## [GIVEN INSTRUCTION]
List every line in this data where the string "государственных" occurs.

━━━━━━━━━━━━━━━━

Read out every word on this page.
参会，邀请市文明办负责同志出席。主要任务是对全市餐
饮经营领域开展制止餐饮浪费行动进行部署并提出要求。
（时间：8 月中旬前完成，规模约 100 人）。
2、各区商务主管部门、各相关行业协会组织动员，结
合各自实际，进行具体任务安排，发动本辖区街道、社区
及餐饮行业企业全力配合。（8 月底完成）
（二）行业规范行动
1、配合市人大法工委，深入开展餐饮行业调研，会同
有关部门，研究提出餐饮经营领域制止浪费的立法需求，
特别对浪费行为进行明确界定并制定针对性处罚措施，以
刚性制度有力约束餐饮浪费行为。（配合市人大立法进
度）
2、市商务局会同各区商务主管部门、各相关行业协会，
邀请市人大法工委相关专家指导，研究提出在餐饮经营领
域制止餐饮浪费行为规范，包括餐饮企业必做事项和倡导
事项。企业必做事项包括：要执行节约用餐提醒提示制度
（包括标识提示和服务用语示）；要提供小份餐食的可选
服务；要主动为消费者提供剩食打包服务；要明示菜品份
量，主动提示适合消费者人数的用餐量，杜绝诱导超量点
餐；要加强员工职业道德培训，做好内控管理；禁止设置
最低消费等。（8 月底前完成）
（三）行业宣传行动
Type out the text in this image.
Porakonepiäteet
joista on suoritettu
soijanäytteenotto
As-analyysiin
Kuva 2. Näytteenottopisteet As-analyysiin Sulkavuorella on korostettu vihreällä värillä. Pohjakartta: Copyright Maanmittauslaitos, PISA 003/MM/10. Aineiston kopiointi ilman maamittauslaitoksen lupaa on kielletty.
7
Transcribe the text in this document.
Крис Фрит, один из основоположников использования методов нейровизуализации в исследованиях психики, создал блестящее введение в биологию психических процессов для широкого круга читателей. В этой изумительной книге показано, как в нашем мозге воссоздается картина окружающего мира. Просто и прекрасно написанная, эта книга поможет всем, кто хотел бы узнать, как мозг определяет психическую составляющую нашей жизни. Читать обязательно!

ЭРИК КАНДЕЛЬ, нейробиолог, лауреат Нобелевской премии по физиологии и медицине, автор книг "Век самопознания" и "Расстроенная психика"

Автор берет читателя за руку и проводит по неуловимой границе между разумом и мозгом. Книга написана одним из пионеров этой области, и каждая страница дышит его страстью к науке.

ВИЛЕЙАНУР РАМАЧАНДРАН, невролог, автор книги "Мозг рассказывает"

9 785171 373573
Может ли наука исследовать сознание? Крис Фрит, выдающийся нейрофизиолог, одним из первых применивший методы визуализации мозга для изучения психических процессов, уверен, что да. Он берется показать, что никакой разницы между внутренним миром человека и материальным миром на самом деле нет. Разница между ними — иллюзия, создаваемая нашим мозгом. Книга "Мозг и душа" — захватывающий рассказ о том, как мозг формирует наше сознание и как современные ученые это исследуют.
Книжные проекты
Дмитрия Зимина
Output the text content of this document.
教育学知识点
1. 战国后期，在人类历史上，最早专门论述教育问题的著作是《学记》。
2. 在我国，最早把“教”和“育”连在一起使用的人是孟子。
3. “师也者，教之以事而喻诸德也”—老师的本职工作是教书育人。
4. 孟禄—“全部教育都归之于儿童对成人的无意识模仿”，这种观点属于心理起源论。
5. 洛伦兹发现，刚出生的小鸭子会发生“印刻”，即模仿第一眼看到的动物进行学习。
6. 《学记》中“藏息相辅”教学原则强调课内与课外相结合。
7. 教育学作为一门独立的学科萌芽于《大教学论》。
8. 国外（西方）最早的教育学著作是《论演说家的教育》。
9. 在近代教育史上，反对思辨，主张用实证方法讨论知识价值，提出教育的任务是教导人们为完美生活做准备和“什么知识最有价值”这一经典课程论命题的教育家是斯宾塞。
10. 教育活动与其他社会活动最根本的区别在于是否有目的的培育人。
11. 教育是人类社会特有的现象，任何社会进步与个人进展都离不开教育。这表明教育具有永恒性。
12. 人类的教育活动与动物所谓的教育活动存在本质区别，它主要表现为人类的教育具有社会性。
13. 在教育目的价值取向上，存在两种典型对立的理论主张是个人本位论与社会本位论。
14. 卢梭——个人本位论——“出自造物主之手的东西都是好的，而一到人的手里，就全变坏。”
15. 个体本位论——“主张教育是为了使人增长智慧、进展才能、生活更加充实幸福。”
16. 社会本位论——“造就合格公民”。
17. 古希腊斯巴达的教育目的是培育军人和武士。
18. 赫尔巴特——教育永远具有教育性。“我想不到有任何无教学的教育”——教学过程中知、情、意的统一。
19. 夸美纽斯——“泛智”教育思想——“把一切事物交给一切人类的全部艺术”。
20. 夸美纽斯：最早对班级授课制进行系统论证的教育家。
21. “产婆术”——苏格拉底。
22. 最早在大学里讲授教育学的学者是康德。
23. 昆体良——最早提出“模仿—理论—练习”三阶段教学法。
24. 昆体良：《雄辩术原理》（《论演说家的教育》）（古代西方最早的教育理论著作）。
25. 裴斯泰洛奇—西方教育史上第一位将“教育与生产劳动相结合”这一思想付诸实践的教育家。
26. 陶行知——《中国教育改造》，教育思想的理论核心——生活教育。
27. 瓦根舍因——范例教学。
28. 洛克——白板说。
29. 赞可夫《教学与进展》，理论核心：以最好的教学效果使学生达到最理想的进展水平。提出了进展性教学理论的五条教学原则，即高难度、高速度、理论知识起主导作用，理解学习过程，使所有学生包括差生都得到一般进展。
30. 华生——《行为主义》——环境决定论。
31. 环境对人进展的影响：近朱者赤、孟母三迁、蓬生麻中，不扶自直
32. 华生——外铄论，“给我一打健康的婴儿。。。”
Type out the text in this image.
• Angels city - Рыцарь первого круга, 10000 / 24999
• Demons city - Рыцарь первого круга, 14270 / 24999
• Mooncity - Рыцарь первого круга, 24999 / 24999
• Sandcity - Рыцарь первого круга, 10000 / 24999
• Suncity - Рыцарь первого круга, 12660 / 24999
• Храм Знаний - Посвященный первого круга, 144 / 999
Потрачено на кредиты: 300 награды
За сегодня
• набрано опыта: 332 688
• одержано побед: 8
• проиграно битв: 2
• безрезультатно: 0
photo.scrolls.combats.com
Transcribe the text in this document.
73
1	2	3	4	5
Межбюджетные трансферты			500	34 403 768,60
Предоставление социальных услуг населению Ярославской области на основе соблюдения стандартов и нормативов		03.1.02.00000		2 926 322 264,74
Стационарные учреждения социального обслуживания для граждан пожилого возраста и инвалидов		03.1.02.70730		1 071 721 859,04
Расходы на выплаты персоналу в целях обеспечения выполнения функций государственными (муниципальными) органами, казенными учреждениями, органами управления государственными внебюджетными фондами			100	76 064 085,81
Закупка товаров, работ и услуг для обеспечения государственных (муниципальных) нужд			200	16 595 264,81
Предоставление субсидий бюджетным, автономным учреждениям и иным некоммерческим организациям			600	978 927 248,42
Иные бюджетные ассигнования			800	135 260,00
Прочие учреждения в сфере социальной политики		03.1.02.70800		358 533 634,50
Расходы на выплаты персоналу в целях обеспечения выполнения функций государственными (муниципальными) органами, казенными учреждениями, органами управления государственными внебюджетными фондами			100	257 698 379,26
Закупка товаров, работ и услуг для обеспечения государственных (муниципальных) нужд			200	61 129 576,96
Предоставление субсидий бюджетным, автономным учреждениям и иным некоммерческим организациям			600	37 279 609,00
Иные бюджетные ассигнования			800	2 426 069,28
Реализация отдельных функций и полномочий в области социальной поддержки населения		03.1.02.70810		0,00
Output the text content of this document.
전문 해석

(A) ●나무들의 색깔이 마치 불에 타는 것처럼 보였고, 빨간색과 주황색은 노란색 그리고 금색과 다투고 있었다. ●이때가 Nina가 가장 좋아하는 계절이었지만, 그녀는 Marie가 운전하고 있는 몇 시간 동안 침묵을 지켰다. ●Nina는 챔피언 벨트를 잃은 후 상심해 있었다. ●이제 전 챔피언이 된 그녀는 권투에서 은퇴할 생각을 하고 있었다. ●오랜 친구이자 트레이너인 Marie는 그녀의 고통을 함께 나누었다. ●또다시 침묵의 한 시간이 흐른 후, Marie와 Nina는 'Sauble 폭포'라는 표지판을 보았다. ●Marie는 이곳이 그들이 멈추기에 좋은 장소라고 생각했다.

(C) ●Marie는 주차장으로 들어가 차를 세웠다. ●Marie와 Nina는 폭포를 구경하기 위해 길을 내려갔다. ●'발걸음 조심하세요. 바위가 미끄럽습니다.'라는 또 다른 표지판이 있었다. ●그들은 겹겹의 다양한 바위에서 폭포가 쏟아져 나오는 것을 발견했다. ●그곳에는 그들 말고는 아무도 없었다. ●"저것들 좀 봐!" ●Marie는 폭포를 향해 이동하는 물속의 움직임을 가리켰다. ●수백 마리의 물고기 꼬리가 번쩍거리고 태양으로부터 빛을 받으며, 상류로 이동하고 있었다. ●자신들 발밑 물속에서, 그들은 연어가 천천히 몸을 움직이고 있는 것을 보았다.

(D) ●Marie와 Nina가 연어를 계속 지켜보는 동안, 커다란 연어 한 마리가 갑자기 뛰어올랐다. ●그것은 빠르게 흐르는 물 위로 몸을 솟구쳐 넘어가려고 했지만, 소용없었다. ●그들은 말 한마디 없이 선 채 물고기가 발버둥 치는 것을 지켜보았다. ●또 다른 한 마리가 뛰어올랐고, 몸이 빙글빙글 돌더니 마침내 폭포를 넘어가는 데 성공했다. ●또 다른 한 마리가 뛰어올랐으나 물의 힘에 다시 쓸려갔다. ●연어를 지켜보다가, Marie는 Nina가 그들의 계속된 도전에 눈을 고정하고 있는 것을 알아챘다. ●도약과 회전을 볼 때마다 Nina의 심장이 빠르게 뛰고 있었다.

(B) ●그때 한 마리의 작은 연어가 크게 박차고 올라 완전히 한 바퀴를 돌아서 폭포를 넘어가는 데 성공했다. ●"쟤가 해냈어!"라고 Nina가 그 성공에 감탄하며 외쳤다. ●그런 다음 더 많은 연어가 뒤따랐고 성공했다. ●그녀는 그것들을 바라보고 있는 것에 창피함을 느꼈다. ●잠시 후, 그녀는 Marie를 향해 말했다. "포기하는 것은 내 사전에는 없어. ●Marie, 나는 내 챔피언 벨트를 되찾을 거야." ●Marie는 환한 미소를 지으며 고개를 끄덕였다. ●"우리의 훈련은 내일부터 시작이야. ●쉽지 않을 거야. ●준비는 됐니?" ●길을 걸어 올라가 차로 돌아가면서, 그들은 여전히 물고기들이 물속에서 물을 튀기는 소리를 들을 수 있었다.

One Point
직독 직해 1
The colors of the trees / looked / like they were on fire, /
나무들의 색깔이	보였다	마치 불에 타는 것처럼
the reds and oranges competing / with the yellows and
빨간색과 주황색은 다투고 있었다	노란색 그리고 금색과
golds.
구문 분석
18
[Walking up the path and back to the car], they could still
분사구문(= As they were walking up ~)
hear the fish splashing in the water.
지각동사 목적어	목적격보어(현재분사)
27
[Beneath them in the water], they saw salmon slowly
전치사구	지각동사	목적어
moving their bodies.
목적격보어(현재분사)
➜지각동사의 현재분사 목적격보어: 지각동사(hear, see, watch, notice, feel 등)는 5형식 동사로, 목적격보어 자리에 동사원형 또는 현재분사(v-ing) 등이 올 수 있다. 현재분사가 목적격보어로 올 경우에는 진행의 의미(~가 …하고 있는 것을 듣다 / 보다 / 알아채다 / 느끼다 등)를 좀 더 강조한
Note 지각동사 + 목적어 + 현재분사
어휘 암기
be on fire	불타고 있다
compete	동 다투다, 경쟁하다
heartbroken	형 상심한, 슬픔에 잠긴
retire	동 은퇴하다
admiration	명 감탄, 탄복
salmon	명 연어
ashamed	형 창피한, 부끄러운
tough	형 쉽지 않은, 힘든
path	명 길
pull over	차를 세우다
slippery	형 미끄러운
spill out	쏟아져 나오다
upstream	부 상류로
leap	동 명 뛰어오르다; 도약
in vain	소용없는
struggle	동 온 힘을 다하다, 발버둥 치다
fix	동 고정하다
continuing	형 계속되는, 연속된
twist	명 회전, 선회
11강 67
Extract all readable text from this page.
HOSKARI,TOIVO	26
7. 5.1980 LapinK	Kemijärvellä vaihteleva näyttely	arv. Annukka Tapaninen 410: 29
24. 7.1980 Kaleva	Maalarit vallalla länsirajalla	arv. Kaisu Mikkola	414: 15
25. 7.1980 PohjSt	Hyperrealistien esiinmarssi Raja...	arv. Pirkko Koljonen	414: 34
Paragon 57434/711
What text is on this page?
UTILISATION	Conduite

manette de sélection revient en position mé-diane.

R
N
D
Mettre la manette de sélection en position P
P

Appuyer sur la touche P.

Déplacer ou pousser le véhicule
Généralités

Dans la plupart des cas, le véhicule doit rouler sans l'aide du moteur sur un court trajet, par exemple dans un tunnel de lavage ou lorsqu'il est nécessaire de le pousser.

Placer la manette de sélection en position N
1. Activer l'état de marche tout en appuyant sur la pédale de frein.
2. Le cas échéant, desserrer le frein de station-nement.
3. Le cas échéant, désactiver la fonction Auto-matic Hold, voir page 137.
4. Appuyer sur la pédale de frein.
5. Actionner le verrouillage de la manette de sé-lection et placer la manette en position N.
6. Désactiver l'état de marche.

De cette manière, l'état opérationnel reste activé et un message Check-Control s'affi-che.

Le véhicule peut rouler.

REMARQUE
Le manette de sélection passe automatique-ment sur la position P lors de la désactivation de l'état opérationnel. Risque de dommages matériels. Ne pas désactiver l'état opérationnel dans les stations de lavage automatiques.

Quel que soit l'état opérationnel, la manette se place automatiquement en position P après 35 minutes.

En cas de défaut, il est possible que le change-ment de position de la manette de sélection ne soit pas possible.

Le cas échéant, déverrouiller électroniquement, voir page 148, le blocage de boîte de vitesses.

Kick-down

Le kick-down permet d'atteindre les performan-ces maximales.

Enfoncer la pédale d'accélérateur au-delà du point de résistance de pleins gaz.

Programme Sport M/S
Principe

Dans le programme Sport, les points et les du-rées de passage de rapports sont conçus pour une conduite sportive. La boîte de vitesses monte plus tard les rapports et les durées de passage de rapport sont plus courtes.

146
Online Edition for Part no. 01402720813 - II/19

━━━━━━━━━━━━━━━━

## [EXERCISE OUTPUT]
Закупка товаров, работ и услуг для обеспечения государственных (муниципальных) нужд			200	16 595 264,81
Закупка товаров, работ и услуг для обеспечения государственных (муниципальных) нужд			200	61 129 576,96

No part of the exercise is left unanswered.